Write out each line from the data below that includes the word "Found".

--- START OF DATASET ENTRIES ---

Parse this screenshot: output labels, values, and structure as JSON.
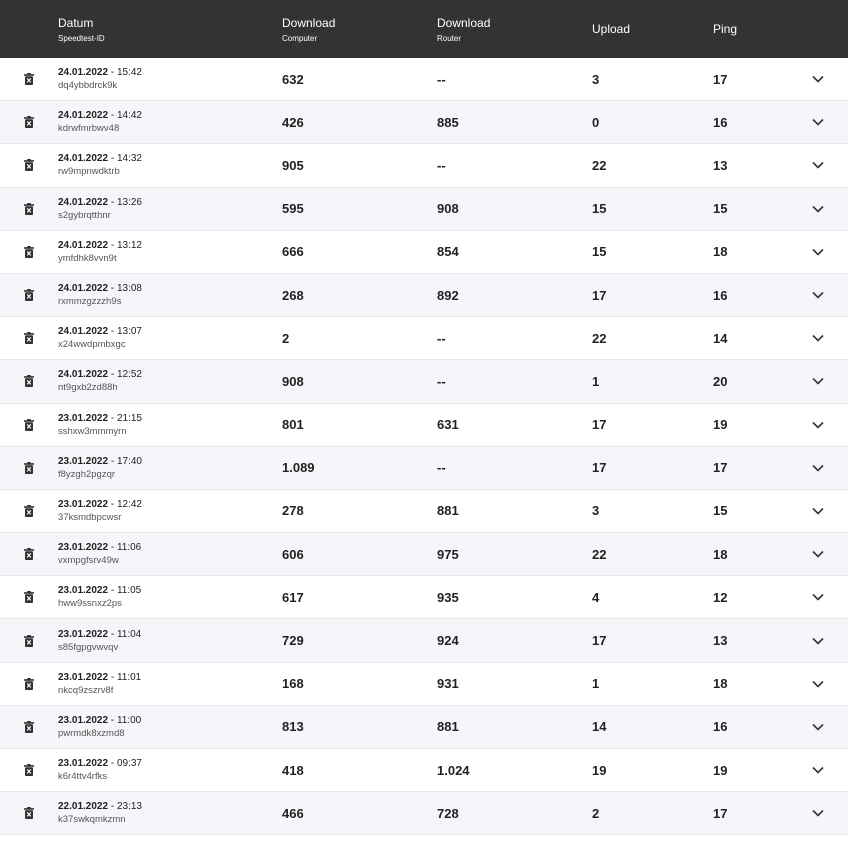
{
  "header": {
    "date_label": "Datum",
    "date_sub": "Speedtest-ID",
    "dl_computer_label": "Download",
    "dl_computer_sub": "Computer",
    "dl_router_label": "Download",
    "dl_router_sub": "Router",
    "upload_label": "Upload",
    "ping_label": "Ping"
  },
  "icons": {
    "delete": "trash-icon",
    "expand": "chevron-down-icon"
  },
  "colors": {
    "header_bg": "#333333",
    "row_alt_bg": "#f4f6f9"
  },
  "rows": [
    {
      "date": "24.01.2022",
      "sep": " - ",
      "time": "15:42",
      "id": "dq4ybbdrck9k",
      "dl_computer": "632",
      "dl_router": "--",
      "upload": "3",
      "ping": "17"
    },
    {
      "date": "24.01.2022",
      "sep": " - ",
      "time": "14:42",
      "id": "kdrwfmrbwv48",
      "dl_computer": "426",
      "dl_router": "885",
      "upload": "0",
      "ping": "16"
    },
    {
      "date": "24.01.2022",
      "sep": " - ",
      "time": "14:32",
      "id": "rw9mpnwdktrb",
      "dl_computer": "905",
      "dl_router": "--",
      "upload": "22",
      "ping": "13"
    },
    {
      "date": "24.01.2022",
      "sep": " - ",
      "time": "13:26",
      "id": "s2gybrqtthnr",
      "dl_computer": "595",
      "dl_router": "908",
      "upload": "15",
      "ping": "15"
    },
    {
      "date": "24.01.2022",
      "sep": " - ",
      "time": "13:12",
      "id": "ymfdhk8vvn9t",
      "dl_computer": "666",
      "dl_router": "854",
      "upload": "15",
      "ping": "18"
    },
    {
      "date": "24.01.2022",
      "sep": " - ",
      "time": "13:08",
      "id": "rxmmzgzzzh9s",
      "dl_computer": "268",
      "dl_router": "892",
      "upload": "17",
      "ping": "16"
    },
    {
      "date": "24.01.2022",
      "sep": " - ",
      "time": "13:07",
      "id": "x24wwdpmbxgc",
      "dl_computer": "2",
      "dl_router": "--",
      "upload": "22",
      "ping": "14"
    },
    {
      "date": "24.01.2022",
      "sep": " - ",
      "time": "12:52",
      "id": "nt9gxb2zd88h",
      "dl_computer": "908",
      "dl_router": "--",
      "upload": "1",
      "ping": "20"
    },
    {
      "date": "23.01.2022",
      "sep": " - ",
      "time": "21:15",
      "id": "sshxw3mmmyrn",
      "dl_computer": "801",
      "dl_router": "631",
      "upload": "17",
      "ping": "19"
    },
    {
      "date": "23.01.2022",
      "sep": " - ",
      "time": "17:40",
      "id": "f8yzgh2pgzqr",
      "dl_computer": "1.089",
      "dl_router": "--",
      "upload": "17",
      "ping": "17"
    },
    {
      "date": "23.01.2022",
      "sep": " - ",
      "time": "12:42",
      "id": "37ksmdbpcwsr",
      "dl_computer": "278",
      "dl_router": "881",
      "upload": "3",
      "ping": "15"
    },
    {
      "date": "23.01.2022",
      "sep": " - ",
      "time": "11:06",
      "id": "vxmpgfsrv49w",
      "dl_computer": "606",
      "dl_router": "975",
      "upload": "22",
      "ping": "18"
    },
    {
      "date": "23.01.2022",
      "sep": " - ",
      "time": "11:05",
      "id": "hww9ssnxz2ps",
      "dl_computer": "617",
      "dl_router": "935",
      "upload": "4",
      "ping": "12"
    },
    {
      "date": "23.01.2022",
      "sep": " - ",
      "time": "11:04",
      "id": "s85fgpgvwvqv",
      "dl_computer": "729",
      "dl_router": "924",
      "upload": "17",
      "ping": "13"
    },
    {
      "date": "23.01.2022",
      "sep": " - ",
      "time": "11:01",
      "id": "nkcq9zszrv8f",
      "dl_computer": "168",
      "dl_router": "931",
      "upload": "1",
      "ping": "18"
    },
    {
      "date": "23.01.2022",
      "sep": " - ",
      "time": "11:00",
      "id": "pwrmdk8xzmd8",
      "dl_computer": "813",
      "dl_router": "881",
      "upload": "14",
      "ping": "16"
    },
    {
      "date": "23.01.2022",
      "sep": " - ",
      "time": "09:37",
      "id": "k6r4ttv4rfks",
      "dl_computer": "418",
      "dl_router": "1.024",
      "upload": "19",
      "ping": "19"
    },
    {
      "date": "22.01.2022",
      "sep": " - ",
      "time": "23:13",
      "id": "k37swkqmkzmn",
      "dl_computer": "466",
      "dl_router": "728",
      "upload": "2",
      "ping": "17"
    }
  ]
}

--- END OF DATASET ENTRIES ---
--- START OF DATASET ENTRIES ---

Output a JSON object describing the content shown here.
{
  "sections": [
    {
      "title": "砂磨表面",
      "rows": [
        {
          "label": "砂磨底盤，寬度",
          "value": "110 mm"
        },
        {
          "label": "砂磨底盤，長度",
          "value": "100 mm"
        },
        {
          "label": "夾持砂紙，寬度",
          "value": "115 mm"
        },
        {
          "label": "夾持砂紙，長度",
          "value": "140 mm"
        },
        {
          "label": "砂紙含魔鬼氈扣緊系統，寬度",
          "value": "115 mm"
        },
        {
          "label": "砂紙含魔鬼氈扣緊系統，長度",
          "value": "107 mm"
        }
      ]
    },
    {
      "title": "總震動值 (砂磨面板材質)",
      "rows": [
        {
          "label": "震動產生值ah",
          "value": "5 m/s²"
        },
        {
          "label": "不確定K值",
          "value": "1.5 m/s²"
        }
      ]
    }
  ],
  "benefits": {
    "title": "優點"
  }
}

--- END OF DATASET ENTRIES ---
--- START OF DATASET ENTRIES ---

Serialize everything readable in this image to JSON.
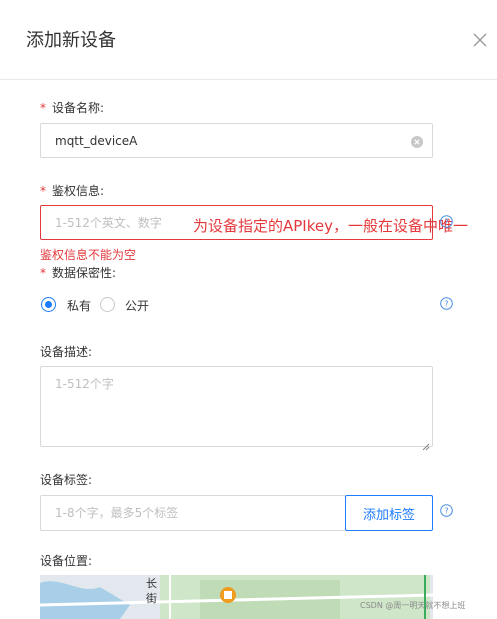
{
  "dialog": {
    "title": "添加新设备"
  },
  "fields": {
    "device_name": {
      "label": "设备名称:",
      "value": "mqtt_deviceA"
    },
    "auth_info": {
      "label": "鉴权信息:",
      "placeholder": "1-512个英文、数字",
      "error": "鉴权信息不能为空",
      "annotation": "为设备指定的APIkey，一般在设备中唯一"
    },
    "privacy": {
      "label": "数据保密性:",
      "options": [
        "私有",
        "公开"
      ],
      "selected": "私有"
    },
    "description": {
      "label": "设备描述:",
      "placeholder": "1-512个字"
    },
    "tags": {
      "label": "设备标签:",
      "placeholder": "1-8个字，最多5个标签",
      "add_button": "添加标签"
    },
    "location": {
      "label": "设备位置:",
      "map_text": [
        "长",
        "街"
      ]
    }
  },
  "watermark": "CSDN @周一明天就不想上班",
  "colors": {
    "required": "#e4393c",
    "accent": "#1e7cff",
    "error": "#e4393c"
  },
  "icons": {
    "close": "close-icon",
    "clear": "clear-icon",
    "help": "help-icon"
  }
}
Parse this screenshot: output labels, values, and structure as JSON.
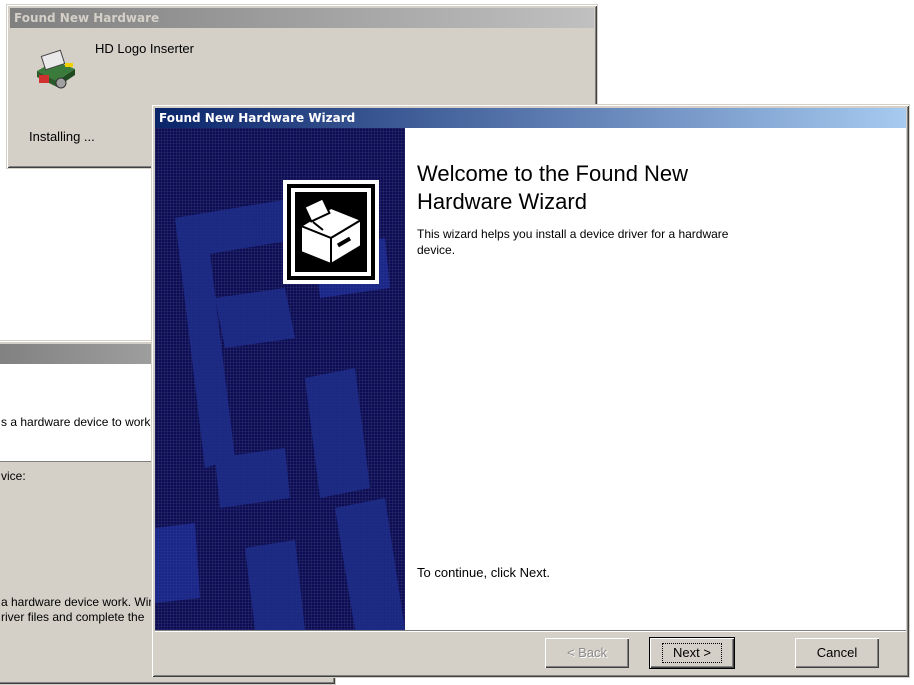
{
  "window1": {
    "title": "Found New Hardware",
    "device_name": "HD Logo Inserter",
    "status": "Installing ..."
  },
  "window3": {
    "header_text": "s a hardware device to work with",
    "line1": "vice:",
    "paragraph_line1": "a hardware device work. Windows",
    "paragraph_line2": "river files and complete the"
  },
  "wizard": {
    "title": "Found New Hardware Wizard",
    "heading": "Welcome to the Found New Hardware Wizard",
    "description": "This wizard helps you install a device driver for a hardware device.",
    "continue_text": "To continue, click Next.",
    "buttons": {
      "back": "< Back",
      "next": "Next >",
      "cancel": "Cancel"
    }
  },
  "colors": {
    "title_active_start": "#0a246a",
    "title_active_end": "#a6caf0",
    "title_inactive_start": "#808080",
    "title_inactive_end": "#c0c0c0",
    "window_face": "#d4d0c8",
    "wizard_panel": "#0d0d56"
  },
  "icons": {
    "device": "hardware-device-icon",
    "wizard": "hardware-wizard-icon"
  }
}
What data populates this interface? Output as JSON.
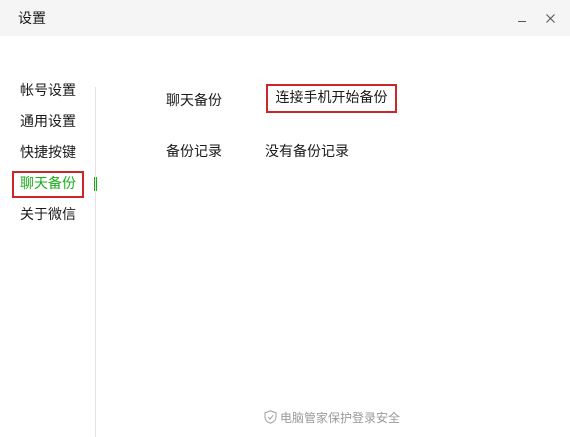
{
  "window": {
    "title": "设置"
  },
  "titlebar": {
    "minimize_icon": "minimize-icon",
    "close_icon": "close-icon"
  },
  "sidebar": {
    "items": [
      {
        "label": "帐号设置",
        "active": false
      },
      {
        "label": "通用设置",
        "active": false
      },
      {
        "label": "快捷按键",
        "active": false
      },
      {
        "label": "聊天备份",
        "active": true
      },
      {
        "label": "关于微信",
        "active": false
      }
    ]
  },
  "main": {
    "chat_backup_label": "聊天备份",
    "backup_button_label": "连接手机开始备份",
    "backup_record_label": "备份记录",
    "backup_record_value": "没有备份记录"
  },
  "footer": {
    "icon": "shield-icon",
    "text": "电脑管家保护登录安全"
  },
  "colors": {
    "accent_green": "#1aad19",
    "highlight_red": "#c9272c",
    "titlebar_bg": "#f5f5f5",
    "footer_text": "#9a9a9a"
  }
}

--- END OF DATASET ENTRIES ---

FULL ANSWER:
    "title": "Found New Hardware",
    "title": "Found New Hardware Wizard",
    "heading": "Welcome to the Found New Hardware Wizard",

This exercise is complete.